Write out exactly the lines from the one containing "What text is on this page?" through the last line of the records below, both included, and leave out any pictures.

### Excerpted data ###

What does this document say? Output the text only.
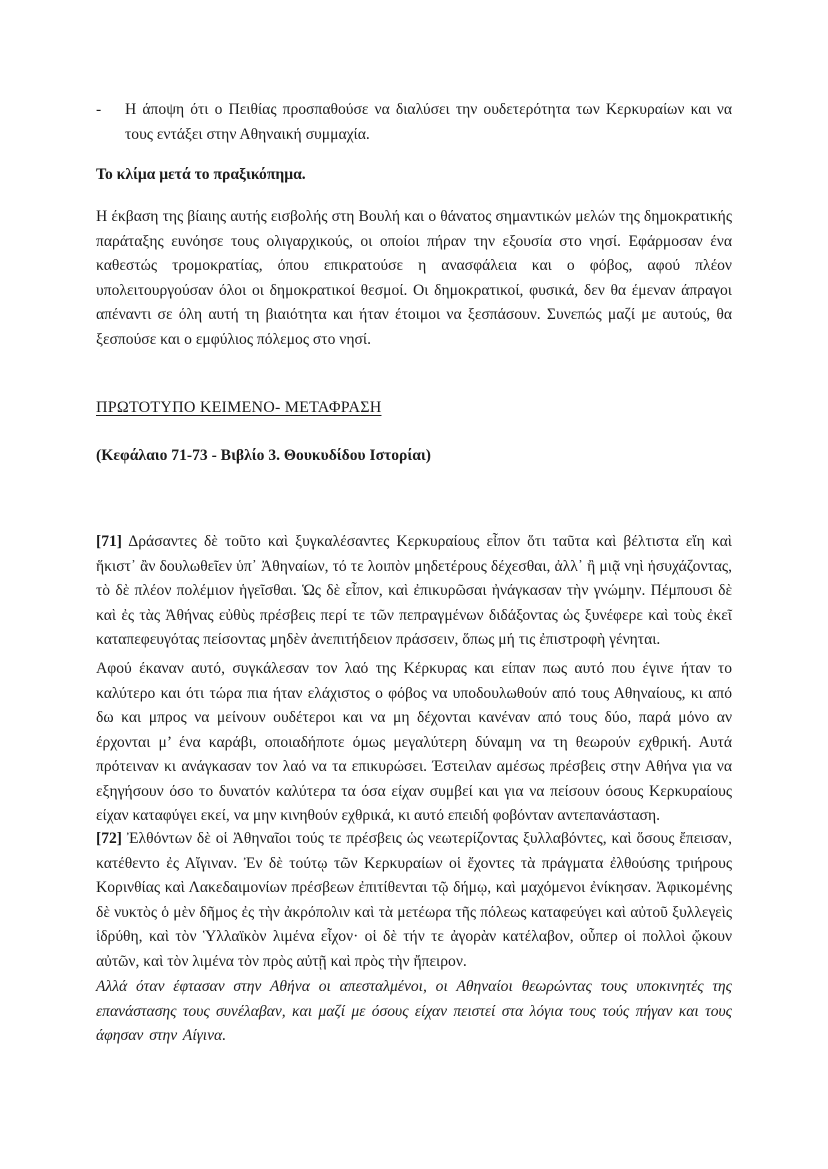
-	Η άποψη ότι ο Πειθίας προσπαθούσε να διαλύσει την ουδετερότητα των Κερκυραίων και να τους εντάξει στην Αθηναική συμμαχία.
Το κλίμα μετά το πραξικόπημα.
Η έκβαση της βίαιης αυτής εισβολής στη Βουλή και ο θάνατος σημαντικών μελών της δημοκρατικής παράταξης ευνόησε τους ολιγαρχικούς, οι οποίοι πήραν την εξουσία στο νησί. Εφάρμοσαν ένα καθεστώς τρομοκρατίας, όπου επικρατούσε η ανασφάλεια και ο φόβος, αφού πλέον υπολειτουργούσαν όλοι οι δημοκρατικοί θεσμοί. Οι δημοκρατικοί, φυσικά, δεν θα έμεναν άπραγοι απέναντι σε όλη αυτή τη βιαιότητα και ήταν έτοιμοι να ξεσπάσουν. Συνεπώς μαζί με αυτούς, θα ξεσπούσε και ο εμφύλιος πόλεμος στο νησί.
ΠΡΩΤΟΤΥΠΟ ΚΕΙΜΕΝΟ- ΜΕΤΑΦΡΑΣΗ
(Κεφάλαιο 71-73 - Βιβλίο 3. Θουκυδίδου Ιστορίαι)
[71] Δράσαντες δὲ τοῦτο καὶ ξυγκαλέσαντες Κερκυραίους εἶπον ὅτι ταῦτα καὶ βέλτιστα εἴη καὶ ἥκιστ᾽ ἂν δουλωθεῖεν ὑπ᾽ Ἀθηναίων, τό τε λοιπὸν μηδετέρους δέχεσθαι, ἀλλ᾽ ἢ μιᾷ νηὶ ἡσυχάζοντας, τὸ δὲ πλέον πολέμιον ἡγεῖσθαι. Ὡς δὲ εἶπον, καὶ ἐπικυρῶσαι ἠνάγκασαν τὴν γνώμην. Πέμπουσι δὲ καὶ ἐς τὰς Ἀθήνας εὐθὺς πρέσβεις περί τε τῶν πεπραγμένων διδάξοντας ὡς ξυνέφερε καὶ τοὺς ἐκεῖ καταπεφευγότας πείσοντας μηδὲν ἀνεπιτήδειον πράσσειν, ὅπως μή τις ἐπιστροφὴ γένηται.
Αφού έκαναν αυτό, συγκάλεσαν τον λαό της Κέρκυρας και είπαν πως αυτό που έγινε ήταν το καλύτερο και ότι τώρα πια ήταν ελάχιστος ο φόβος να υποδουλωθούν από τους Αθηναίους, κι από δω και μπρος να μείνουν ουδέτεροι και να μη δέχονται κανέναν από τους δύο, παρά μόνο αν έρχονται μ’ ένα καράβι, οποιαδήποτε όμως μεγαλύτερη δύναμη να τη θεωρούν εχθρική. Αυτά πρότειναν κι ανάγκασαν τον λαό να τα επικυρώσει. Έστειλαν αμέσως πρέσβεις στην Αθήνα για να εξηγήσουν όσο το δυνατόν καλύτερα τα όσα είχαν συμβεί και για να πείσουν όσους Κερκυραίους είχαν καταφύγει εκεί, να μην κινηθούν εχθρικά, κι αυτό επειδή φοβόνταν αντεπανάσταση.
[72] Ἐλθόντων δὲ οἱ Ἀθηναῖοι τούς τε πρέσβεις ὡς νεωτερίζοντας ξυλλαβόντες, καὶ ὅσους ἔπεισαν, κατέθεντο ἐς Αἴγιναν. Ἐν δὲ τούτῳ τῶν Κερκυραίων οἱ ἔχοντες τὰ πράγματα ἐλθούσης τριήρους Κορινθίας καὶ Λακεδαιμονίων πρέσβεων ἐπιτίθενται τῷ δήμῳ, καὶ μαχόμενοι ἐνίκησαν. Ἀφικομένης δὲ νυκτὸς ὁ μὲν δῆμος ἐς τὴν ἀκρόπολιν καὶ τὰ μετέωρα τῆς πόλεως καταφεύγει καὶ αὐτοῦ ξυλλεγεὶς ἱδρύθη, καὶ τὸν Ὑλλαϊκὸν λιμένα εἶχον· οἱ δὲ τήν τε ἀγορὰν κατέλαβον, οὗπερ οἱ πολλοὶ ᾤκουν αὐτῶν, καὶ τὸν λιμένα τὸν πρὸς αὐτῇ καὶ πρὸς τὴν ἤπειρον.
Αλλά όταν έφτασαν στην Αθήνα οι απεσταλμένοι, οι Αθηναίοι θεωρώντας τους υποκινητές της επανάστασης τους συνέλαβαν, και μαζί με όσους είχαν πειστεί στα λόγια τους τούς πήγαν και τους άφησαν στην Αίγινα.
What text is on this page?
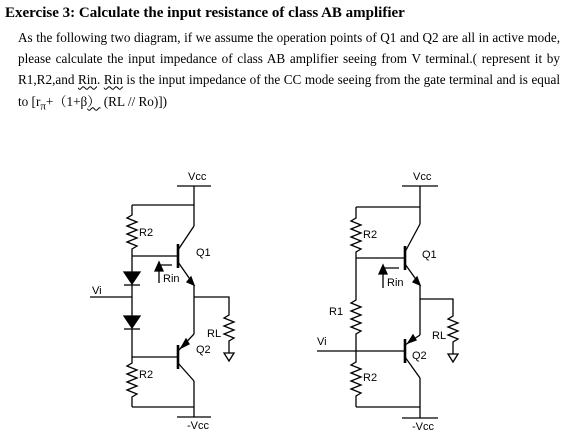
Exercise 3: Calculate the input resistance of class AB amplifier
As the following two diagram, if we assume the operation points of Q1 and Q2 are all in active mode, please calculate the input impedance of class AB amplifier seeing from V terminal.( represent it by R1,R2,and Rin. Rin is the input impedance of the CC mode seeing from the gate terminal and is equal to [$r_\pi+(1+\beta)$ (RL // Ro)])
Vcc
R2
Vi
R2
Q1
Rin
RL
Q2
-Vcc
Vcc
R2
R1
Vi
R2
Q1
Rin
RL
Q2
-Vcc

###

Solution —
What text is on this page?
Exercise 3: Calculate the input resistance of class AB amplifier
As the following two diagram, if we assume the operation points of Q1 and Q2 are all in active mode, please calculate the input impedance of class AB amplifier seeing from V terminal.( represent it by R1,R2,and Rin. Rin is the input impedance of the CC mode seeing from the gate terminal and is equal to [$r_\pi+(1+\beta)$ (RL // Ro)])
Vcc
R2
Vi
R2
Q1
Rin
RL
Q2
-Vcc
Vcc
R2
R1
Vi
R2
Q1
Rin
RL
Q2
-Vcc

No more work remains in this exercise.